### Exercise details
Check every line below for the word "客户端启动图设置" and copy the ones that have it.
╔══
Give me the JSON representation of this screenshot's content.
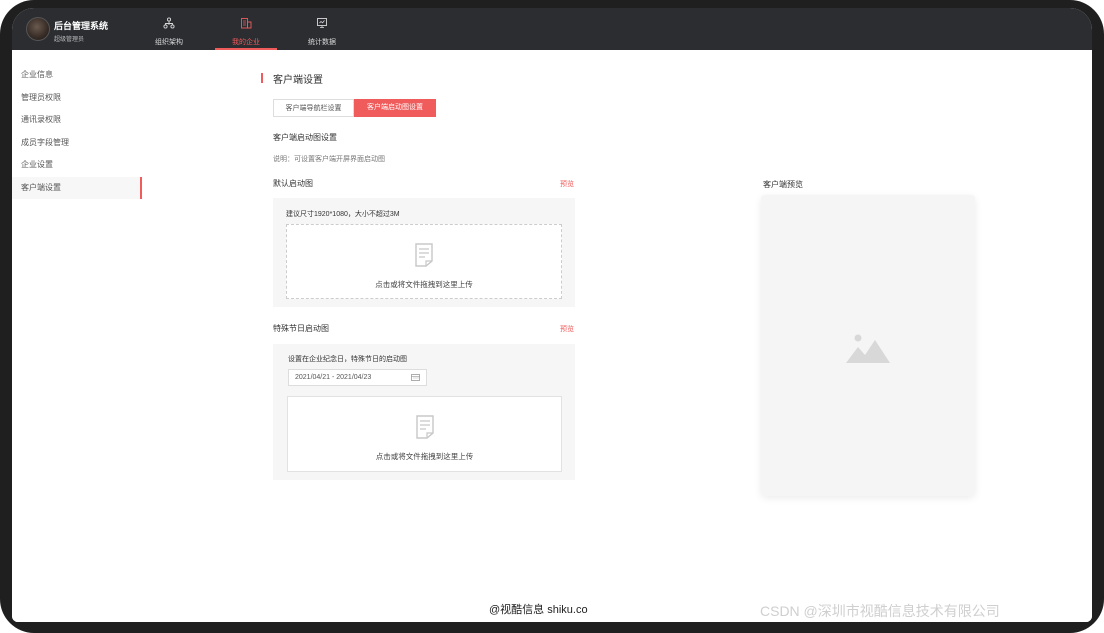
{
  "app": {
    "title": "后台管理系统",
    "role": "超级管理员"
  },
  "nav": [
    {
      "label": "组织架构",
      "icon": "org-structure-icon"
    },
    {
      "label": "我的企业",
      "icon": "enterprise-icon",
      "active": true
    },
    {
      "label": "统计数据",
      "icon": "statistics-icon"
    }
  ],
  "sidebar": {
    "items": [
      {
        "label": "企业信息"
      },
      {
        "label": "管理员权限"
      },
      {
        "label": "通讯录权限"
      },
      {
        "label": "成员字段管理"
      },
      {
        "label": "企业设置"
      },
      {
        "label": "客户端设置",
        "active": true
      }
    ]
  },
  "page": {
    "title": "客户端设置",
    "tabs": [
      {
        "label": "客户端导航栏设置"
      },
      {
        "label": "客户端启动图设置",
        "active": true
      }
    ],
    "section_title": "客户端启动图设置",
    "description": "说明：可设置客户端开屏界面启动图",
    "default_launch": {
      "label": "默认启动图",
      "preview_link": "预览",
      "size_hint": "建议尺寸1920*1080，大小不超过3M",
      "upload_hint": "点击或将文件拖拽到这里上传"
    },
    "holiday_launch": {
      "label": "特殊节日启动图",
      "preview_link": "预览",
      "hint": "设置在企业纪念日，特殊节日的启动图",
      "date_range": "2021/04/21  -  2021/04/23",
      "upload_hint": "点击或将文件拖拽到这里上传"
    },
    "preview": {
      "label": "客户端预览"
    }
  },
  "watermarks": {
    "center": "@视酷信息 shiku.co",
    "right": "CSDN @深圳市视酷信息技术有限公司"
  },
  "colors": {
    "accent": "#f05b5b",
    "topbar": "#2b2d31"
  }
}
╚══
### Task solution
        "label": "客户端启动图设置",
    "section_title": "客户端启动图设置",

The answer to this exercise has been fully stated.